Aim of the task.
From the entries below, copy out every line with "порядке" in it.

====================

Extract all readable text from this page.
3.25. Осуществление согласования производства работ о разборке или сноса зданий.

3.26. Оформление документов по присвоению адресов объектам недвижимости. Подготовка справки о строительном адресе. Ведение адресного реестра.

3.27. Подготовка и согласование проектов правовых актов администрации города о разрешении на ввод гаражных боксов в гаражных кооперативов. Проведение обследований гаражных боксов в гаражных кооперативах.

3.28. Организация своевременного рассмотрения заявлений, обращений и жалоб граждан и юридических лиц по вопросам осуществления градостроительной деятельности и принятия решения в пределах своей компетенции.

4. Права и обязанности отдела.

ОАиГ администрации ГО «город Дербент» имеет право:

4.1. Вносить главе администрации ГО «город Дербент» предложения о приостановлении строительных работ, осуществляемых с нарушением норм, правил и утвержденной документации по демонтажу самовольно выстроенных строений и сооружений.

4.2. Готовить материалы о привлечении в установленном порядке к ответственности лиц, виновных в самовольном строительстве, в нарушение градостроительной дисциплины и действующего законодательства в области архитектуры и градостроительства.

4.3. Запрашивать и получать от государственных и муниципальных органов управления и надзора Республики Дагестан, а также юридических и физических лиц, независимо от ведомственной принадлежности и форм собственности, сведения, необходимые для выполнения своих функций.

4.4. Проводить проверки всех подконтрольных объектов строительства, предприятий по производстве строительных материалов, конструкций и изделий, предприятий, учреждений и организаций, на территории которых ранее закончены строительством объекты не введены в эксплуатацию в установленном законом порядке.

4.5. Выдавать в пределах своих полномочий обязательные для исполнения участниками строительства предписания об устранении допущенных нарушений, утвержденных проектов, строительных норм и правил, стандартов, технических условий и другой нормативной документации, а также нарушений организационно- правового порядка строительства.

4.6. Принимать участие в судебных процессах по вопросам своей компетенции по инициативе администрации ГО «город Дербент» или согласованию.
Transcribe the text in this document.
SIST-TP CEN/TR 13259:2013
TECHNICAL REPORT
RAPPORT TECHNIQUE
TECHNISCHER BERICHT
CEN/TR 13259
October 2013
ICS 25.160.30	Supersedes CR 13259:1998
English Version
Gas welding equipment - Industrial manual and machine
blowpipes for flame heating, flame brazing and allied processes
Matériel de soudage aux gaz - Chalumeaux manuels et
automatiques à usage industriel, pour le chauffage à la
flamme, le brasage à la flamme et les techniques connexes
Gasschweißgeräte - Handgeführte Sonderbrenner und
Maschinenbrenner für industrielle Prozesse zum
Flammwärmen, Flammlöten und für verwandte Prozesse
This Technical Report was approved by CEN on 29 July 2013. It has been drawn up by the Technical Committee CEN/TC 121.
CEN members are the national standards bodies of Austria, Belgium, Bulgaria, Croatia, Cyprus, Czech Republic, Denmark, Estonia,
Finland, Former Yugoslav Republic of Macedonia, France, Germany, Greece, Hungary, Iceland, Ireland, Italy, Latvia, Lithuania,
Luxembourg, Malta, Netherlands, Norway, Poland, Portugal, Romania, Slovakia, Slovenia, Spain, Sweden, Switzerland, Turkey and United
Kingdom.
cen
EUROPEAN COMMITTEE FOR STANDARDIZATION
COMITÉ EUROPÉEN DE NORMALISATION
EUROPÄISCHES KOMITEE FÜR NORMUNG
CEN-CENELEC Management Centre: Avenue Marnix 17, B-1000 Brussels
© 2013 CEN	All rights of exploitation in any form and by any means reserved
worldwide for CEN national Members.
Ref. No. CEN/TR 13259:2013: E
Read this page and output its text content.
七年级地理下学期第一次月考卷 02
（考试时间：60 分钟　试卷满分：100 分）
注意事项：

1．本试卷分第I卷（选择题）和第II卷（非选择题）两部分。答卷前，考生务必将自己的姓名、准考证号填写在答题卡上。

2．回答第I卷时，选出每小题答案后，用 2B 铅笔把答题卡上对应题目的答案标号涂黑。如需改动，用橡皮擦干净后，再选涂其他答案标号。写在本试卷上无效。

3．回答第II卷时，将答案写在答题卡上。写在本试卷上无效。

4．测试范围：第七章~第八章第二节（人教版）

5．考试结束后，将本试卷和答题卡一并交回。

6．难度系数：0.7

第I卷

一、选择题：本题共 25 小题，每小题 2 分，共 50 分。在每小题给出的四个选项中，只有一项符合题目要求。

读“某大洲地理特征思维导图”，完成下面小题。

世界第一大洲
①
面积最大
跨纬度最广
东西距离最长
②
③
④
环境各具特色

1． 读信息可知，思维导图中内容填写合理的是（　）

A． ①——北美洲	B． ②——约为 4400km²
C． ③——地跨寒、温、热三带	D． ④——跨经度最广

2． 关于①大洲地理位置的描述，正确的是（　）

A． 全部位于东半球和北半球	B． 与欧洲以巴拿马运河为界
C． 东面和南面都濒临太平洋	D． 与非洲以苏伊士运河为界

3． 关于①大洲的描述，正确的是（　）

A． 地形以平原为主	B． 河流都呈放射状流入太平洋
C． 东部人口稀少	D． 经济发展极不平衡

====================

Result of this task.
4.2. Готовить материалы о привлечении в установленном порядке к ответственности лиц, виновных в самовольном строительстве, в нарушение градостроительной дисциплины и действующего законодательства в области архитектуры и градостроительства.
4.4. Проводить проверки всех подконтрольных объектов строительства, предприятий по производстве строительных материалов, конструкций и изделий, предприятий, учреждений и организаций, на территории которых ранее закончены строительством объекты не введены в эксплуатацию в установленном законом порядке.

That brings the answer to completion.